DATASET RECORDS:
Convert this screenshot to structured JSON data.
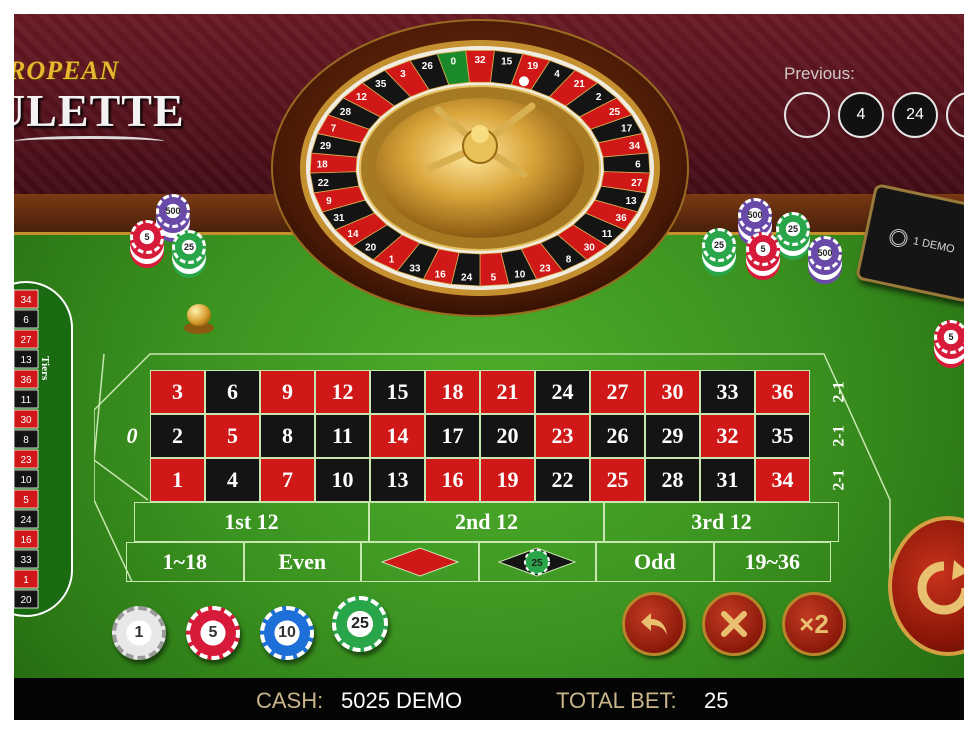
{
  "game": {
    "logo_line1": "ROPEAN",
    "logo_line2": "ULETTE"
  },
  "previous": {
    "label": "Previous:",
    "results": [
      "",
      "4",
      "24",
      ""
    ]
  },
  "wheel": {
    "numbers": [
      "32",
      "15",
      "19",
      "4",
      "21",
      "2",
      "25",
      "17",
      "34",
      "6",
      "27",
      "13",
      "36",
      "11",
      "30",
      "8",
      "23",
      "10",
      "5",
      "24",
      "16",
      "33",
      "1",
      "20",
      "14",
      "31",
      "9",
      "22",
      "18",
      "29",
      "7",
      "28",
      "12",
      "35",
      "3",
      "26"
    ],
    "zero": "0",
    "ball_number": "19"
  },
  "table": {
    "zero_label": "0",
    "rows": [
      [
        {
          "n": "3",
          "c": "red"
        },
        {
          "n": "6",
          "c": "black"
        },
        {
          "n": "9",
          "c": "red"
        },
        {
          "n": "12",
          "c": "red"
        },
        {
          "n": "15",
          "c": "black"
        },
        {
          "n": "18",
          "c": "red"
        },
        {
          "n": "21",
          "c": "red"
        },
        {
          "n": "24",
          "c": "black"
        },
        {
          "n": "27",
          "c": "red"
        },
        {
          "n": "30",
          "c": "red"
        },
        {
          "n": "33",
          "c": "black"
        },
        {
          "n": "36",
          "c": "red"
        }
      ],
      [
        {
          "n": "2",
          "c": "black"
        },
        {
          "n": "5",
          "c": "red"
        },
        {
          "n": "8",
          "c": "black"
        },
        {
          "n": "11",
          "c": "black"
        },
        {
          "n": "14",
          "c": "red"
        },
        {
          "n": "17",
          "c": "black"
        },
        {
          "n": "20",
          "c": "black"
        },
        {
          "n": "23",
          "c": "red"
        },
        {
          "n": "26",
          "c": "black"
        },
        {
          "n": "29",
          "c": "black"
        },
        {
          "n": "32",
          "c": "red"
        },
        {
          "n": "35",
          "c": "black"
        }
      ],
      [
        {
          "n": "1",
          "c": "red"
        },
        {
          "n": "4",
          "c": "black"
        },
        {
          "n": "7",
          "c": "red"
        },
        {
          "n": "10",
          "c": "black"
        },
        {
          "n": "13",
          "c": "black"
        },
        {
          "n": "16",
          "c": "red"
        },
        {
          "n": "19",
          "c": "red"
        },
        {
          "n": "22",
          "c": "black"
        },
        {
          "n": "25",
          "c": "red"
        },
        {
          "n": "28",
          "c": "black"
        },
        {
          "n": "31",
          "c": "black"
        },
        {
          "n": "34",
          "c": "red"
        }
      ]
    ],
    "column_labels": [
      "2-1",
      "2-1",
      "2-1"
    ],
    "dozens": [
      "1st 12",
      "2nd 12",
      "3rd 12"
    ],
    "even_money": [
      "1~18",
      "Even",
      "",
      "",
      "Odd",
      "19~36"
    ],
    "placed_bet_value": "25"
  },
  "racetrack": {
    "numbers": [
      "34",
      "6",
      "27",
      "13",
      "36",
      "11",
      "30",
      "8",
      "23",
      "10",
      "5",
      "24",
      "16",
      "33",
      "1",
      "20"
    ],
    "label_tiers": "Tiers"
  },
  "chips": [
    {
      "value": "1",
      "color": "#e8e8e8",
      "accent": "#9a9a9a",
      "text": "#333333"
    },
    {
      "value": "5",
      "color": "#d81a3a",
      "accent": "#ffffff",
      "text": "#333333"
    },
    {
      "value": "10",
      "color": "#1e6fd8",
      "accent": "#ffffff",
      "text": "#333333"
    },
    {
      "value": "25",
      "color": "#2aa64a",
      "accent": "#ffffff",
      "text": "#222222"
    }
  ],
  "decor_chips": {
    "left": [
      "500",
      "5",
      "25"
    ],
    "right": [
      "500",
      "25",
      "25",
      "5",
      "500",
      "5"
    ]
  },
  "demo_card": {
    "label": "1 DEMO"
  },
  "controls": {
    "undo_icon": "undo-arrow-icon",
    "clear_icon": "x-icon",
    "double_label": "×2",
    "spin_icon": "spin-refresh-icon"
  },
  "status": {
    "cash_label": "CASH:",
    "cash_value": "5025 DEMO",
    "bet_label": "TOTAL BET:",
    "bet_value": "25"
  },
  "colors": {
    "red": "#d01818",
    "black": "#141414",
    "felt": "#3b9320",
    "gold": "#d4a042"
  }
}
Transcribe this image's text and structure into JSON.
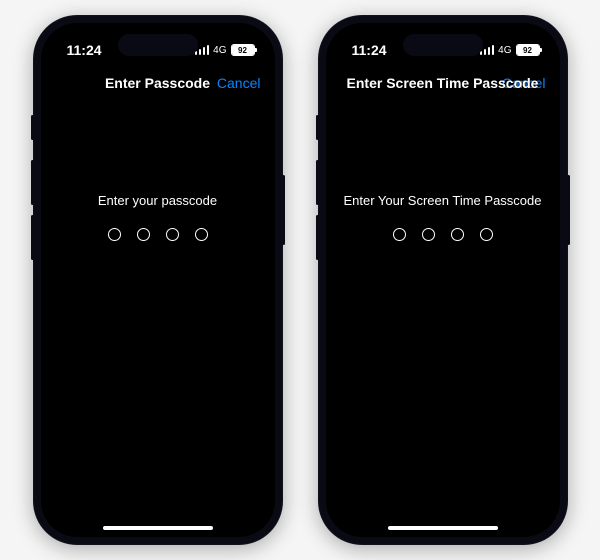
{
  "phones": [
    {
      "statusBar": {
        "time": "11:24",
        "network": "4G",
        "battery": "92"
      },
      "nav": {
        "title": "Enter Passcode",
        "cancel": "Cancel"
      },
      "content": {
        "prompt": "Enter your passcode",
        "digitCount": 4
      }
    },
    {
      "statusBar": {
        "time": "11:24",
        "network": "4G",
        "battery": "92"
      },
      "nav": {
        "title": "Enter Screen Time Passcode",
        "cancel": "Cancel"
      },
      "content": {
        "prompt": "Enter Your Screen Time Passcode",
        "digitCount": 4
      }
    }
  ]
}
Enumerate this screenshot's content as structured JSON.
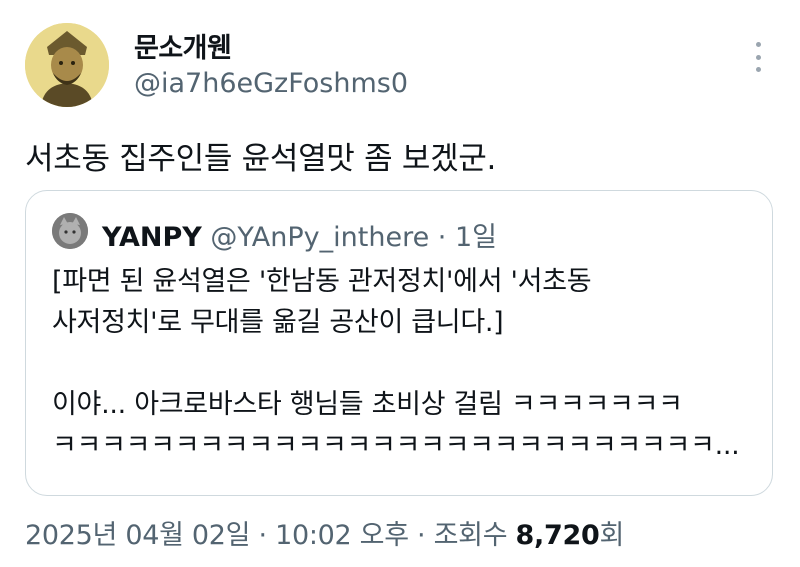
{
  "author": {
    "display_name": "문소개웬",
    "handle": "@ia7h6eGzFoshms0"
  },
  "tweet": {
    "text": "서초동 집주인들 윤석열맛 좀 보겠군."
  },
  "quoted_tweet": {
    "display_name": "YANPY",
    "handle": "@YAnPy_inthere",
    "separator": "·",
    "time": "1일",
    "body_lines": [
      "[파면 된 윤석열은 '한남동 관저정치'에서 '서초동",
      "사저정치'로 무대를 옮길 공산이 큽니다.]",
      "이야... 아크로바스타 행님들 초비상 걸림 ㅋㅋㅋㅋㅋㅋㅋ",
      "ㅋㅋㅋㅋㅋㅋㅋㅋㅋㅋㅋㅋㅋㅋㅋㅋㅋㅋㅋㅋㅋㅋㅋㅋㅋㅋㅋ..."
    ]
  },
  "meta": {
    "date": "2025년 04월 02일",
    "sep1": " · ",
    "time": "10:02 오후",
    "sep2": " · ",
    "views_label": "조회수 ",
    "views_count": "8,720",
    "views_suffix": "회"
  },
  "icons": {
    "more": "more-vertical-icon"
  },
  "colors": {
    "text": "#0f1419",
    "secondary": "#536471",
    "border": "#cfd9de"
  }
}
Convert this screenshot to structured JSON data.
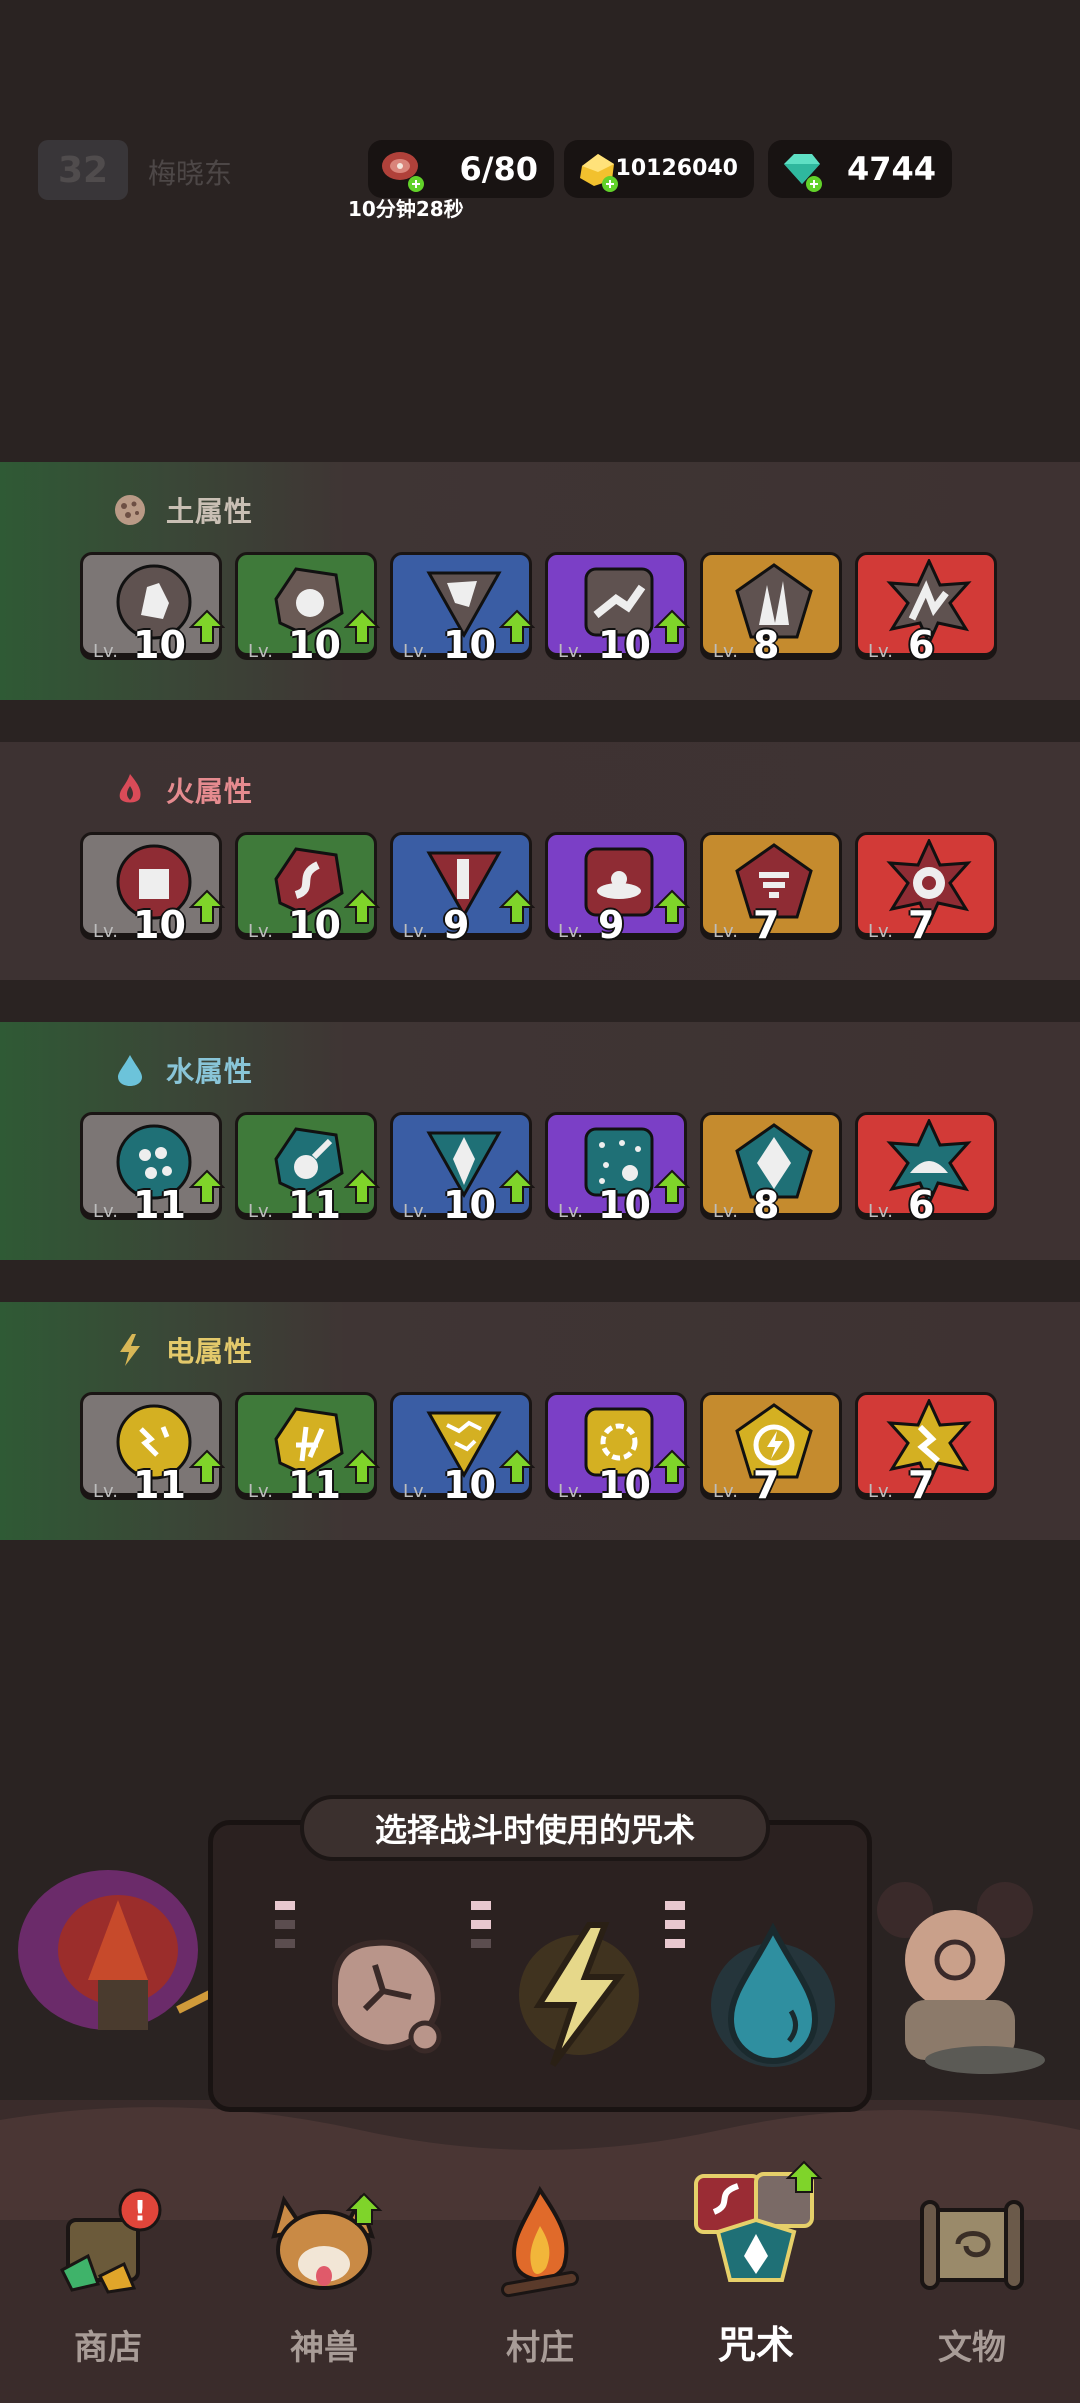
{
  "player": {
    "level": "32",
    "name": "梅晓东"
  },
  "resources": {
    "energy": {
      "icon": "meat-icon",
      "value": "6/80",
      "timer": "10分钟28秒"
    },
    "gold": {
      "icon": "gold-icon",
      "value": "10126040"
    },
    "gems": {
      "icon": "gem-icon",
      "value": "4744"
    }
  },
  "level_prefix": "Lv.",
  "sections": [
    {
      "title": "土属性",
      "icon": "earth-element-icon",
      "levels": [
        "10",
        "10",
        "10",
        "10",
        "8",
        "6"
      ],
      "upgradable": [
        true,
        true,
        true,
        true,
        false,
        false
      ]
    },
    {
      "title": "火属性",
      "icon": "fire-element-icon",
      "levels": [
        "10",
        "10",
        "9",
        "9",
        "7",
        "7"
      ],
      "upgradable": [
        true,
        true,
        true,
        true,
        false,
        false
      ]
    },
    {
      "title": "水属性",
      "icon": "water-element-icon",
      "levels": [
        "11",
        "11",
        "10",
        "10",
        "8",
        "6"
      ],
      "upgradable": [
        true,
        true,
        true,
        true,
        false,
        false
      ]
    },
    {
      "title": "电属性",
      "icon": "lightning-element-icon",
      "levels": [
        "11",
        "11",
        "10",
        "10",
        "7",
        "7"
      ],
      "upgradable": [
        true,
        true,
        true,
        true,
        false,
        false
      ]
    }
  ],
  "loadout": {
    "title": "选择战斗时使用的咒术",
    "slots": [
      {
        "element": "earth",
        "icon": "rock-icon",
        "dots_on": 1
      },
      {
        "element": "lightning",
        "icon": "lightning-bolt-icon",
        "dots_on": 2
      },
      {
        "element": "water",
        "icon": "water-drop-icon",
        "dots_on": 3
      }
    ]
  },
  "nav": [
    {
      "label": "商店",
      "icon": "shop-icon",
      "badge": "!"
    },
    {
      "label": "神兽",
      "icon": "beast-icon"
    },
    {
      "label": "村庄",
      "icon": "campfire-icon"
    },
    {
      "label": "咒术",
      "icon": "spells-icon",
      "active": true
    },
    {
      "label": "文物",
      "icon": "scroll-icon"
    }
  ],
  "colors": {
    "gray": "#7c7675",
    "green": "#3f7a3a",
    "blue": "#3a5da4",
    "purple": "#7b3fc6",
    "orange": "#c58b2e",
    "red": "#d23a37",
    "upgrade": "#7fd42a"
  }
}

GOAL OF THE EXERCISE:
Pull out all lines containing the word "text" from the entries above.

RESPONSE TO THE TASK:
      "text": "#333333"
      "text": "#333333"
      "text": "#333333"
      "text": "#222222"
Transcribe this image's text and structure into JSON.
    "text": "서초동 집주인들 윤석열맛 좀 보겠군."
    "text": "#0f1419",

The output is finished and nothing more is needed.